■ **Exercise aim**: Retype each record below word for word. Leave the pictures out.

■ **Listed records**:
━━━━━━

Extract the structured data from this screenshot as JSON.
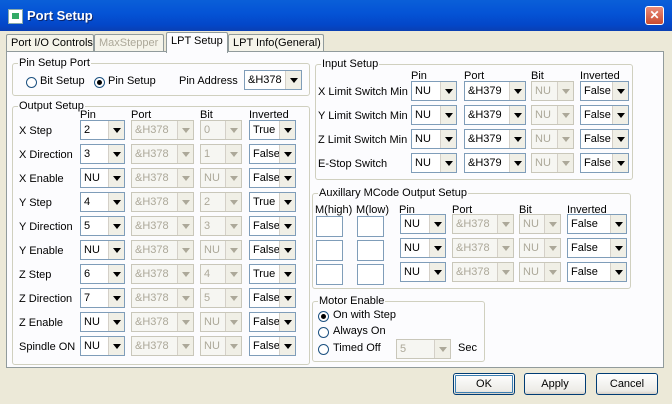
{
  "window": {
    "title": "Port Setup",
    "close_glyph": "✕"
  },
  "tabs": [
    {
      "label": "Port I/O Controls",
      "state": "normal"
    },
    {
      "label": "MaxStepper",
      "state": "disabled"
    },
    {
      "label": "LPT Setup",
      "state": "active"
    },
    {
      "label": "LPT Info(General)",
      "state": "normal"
    }
  ],
  "pin_setup": {
    "legend": "Pin Setup Port",
    "bit_label": "Bit Setup",
    "pin_label": "Pin Setup",
    "selected": "Pin Setup",
    "address_label": "Pin Address",
    "address_value": "&H378"
  },
  "output_setup": {
    "legend": "Output Setup",
    "headers": [
      "Pin",
      "Port",
      "Bit",
      "Inverted"
    ],
    "rows": [
      {
        "label": "X Step",
        "pin": "2",
        "port": "&H378",
        "bit": "0",
        "inverted": "True"
      },
      {
        "label": "X Direction",
        "pin": "3",
        "port": "&H378",
        "bit": "1",
        "inverted": "False"
      },
      {
        "label": "X Enable",
        "pin": "NU",
        "port": "&H378",
        "bit": "NU",
        "inverted": "False"
      },
      {
        "label": "Y Step",
        "pin": "4",
        "port": "&H378",
        "bit": "2",
        "inverted": "True"
      },
      {
        "label": "Y Direction",
        "pin": "5",
        "port": "&H378",
        "bit": "3",
        "inverted": "False"
      },
      {
        "label": "Y Enable",
        "pin": "NU",
        "port": "&H378",
        "bit": "NU",
        "inverted": "False"
      },
      {
        "label": "Z Step",
        "pin": "6",
        "port": "&H378",
        "bit": "4",
        "inverted": "True"
      },
      {
        "label": "Z Direction",
        "pin": "7",
        "port": "&H378",
        "bit": "5",
        "inverted": "False"
      },
      {
        "label": "Z Enable",
        "pin": "NU",
        "port": "&H378",
        "bit": "NU",
        "inverted": "False"
      },
      {
        "label": "Spindle ON",
        "pin": "NU",
        "port": "&H378",
        "bit": "NU",
        "inverted": "False"
      }
    ]
  },
  "input_setup": {
    "legend": "Input Setup",
    "headers": [
      "Pin",
      "Port",
      "Bit",
      "Inverted"
    ],
    "rows": [
      {
        "label": "X Limit Switch Min",
        "pin": "NU",
        "port": "&H379",
        "bit": "NU",
        "inverted": "False"
      },
      {
        "label": "Y Limit Switch Min",
        "pin": "NU",
        "port": "&H379",
        "bit": "NU",
        "inverted": "False"
      },
      {
        "label": "Z Limit Switch Min",
        "pin": "NU",
        "port": "&H379",
        "bit": "NU",
        "inverted": "False"
      },
      {
        "label": "E-Stop Switch",
        "pin": "NU",
        "port": "&H379",
        "bit": "NU",
        "inverted": "False"
      }
    ]
  },
  "aux_setup": {
    "legend": "Auxillary MCode Output Setup",
    "headers": [
      "M(high)",
      "M(low)",
      "Pin",
      "Port",
      "Bit",
      "Inverted"
    ],
    "rows": [
      {
        "m_high": "",
        "m_low": "",
        "pin": "NU",
        "port": "&H378",
        "bit": "NU",
        "inverted": "False"
      },
      {
        "m_high": "",
        "m_low": "",
        "pin": "NU",
        "port": "&H378",
        "bit": "NU",
        "inverted": "False"
      },
      {
        "m_high": "",
        "m_low": "",
        "pin": "NU",
        "port": "&H378",
        "bit": "NU",
        "inverted": "False"
      }
    ]
  },
  "motor_enable": {
    "legend": "Motor Enable",
    "options": [
      "On with Step",
      "Always On",
      "Timed Off"
    ],
    "selected": "On with Step",
    "timed_value": "5",
    "sec_label": "Sec"
  },
  "buttons": {
    "ok": "OK",
    "apply": "Apply",
    "cancel": "Cancel"
  }
}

━━━━━━

■ **Solution to this exercise**:
Extract the structured data from this screenshot as JSON.
{
  "window": {
    "title": "Port Setup",
    "close_glyph": "✕"
  },
  "tabs": [
    {
      "label": "Port I/O Controls",
      "state": "normal"
    },
    {
      "label": "MaxStepper",
      "state": "disabled"
    },
    {
      "label": "LPT Setup",
      "state": "active"
    },
    {
      "label": "LPT Info(General)",
      "state": "normal"
    }
  ],
  "pin_setup": {
    "legend": "Pin Setup Port",
    "bit_label": "Bit Setup",
    "pin_label": "Pin Setup",
    "selected": "Pin Setup",
    "address_label": "Pin Address",
    "address_value": "&H378"
  },
  "output_setup": {
    "legend": "Output Setup",
    "headers": [
      "Pin",
      "Port",
      "Bit",
      "Inverted"
    ],
    "rows": [
      {
        "label": "X Step",
        "pin": "2",
        "port": "&H378",
        "bit": "0",
        "inverted": "True"
      },
      {
        "label": "X Direction",
        "pin": "3",
        "port": "&H378",
        "bit": "1",
        "inverted": "False"
      },
      {
        "label": "X Enable",
        "pin": "NU",
        "port": "&H378",
        "bit": "NU",
        "inverted": "False"
      },
      {
        "label": "Y Step",
        "pin": "4",
        "port": "&H378",
        "bit": "2",
        "inverted": "True"
      },
      {
        "label": "Y Direction",
        "pin": "5",
        "port": "&H378",
        "bit": "3",
        "inverted": "False"
      },
      {
        "label": "Y Enable",
        "pin": "NU",
        "port": "&H378",
        "bit": "NU",
        "inverted": "False"
      },
      {
        "label": "Z Step",
        "pin": "6",
        "port": "&H378",
        "bit": "4",
        "inverted": "True"
      },
      {
        "label": "Z Direction",
        "pin": "7",
        "port": "&H378",
        "bit": "5",
        "inverted": "False"
      },
      {
        "label": "Z Enable",
        "pin": "NU",
        "port": "&H378",
        "bit": "NU",
        "inverted": "False"
      },
      {
        "label": "Spindle ON",
        "pin": "NU",
        "port": "&H378",
        "bit": "NU",
        "inverted": "False"
      }
    ]
  },
  "input_setup": {
    "legend": "Input Setup",
    "headers": [
      "Pin",
      "Port",
      "Bit",
      "Inverted"
    ],
    "rows": [
      {
        "label": "X Limit Switch Min",
        "pin": "NU",
        "port": "&H379",
        "bit": "NU",
        "inverted": "False"
      },
      {
        "label": "Y Limit Switch Min",
        "pin": "NU",
        "port": "&H379",
        "bit": "NU",
        "inverted": "False"
      },
      {
        "label": "Z Limit Switch Min",
        "pin": "NU",
        "port": "&H379",
        "bit": "NU",
        "inverted": "False"
      },
      {
        "label": "E-Stop Switch",
        "pin": "NU",
        "port": "&H379",
        "bit": "NU",
        "inverted": "False"
      }
    ]
  },
  "aux_setup": {
    "legend": "Auxillary MCode Output Setup",
    "headers": [
      "M(high)",
      "M(low)",
      "Pin",
      "Port",
      "Bit",
      "Inverted"
    ],
    "rows": [
      {
        "m_high": "",
        "m_low": "",
        "pin": "NU",
        "port": "&H378",
        "bit": "NU",
        "inverted": "False"
      },
      {
        "m_high": "",
        "m_low": "",
        "pin": "NU",
        "port": "&H378",
        "bit": "NU",
        "inverted": "False"
      },
      {
        "m_high": "",
        "m_low": "",
        "pin": "NU",
        "port": "&H378",
        "bit": "NU",
        "inverted": "False"
      }
    ]
  },
  "motor_enable": {
    "legend": "Motor Enable",
    "options": [
      "On with Step",
      "Always On",
      "Timed Off"
    ],
    "selected": "On with Step",
    "timed_value": "5",
    "sec_label": "Sec"
  },
  "buttons": {
    "ok": "OK",
    "apply": "Apply",
    "cancel": "Cancel"
  }
}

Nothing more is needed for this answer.